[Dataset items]
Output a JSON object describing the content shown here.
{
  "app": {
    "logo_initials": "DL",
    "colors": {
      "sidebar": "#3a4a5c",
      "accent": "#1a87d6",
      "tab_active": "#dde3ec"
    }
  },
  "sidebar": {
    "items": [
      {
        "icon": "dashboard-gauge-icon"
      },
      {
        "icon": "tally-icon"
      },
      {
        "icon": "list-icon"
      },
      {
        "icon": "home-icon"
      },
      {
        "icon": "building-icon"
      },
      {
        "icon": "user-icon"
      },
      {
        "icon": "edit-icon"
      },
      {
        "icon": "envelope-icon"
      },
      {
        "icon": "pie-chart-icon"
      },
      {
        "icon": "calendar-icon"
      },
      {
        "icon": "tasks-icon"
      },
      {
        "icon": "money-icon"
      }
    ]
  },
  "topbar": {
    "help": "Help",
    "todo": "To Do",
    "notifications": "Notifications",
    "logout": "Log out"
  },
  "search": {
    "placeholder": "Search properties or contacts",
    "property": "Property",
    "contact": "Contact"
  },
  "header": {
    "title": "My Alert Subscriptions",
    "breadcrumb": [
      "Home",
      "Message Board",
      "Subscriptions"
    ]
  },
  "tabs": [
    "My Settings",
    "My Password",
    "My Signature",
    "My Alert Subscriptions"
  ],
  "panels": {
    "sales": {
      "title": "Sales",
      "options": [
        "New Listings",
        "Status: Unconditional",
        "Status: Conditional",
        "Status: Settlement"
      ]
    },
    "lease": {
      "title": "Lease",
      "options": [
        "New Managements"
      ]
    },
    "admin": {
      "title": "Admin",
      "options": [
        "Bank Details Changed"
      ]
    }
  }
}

SET TASK :: Give the number of lines in the entries that hold the word "Subscriptions", and nothing else.

TASK SOLUTION :: 3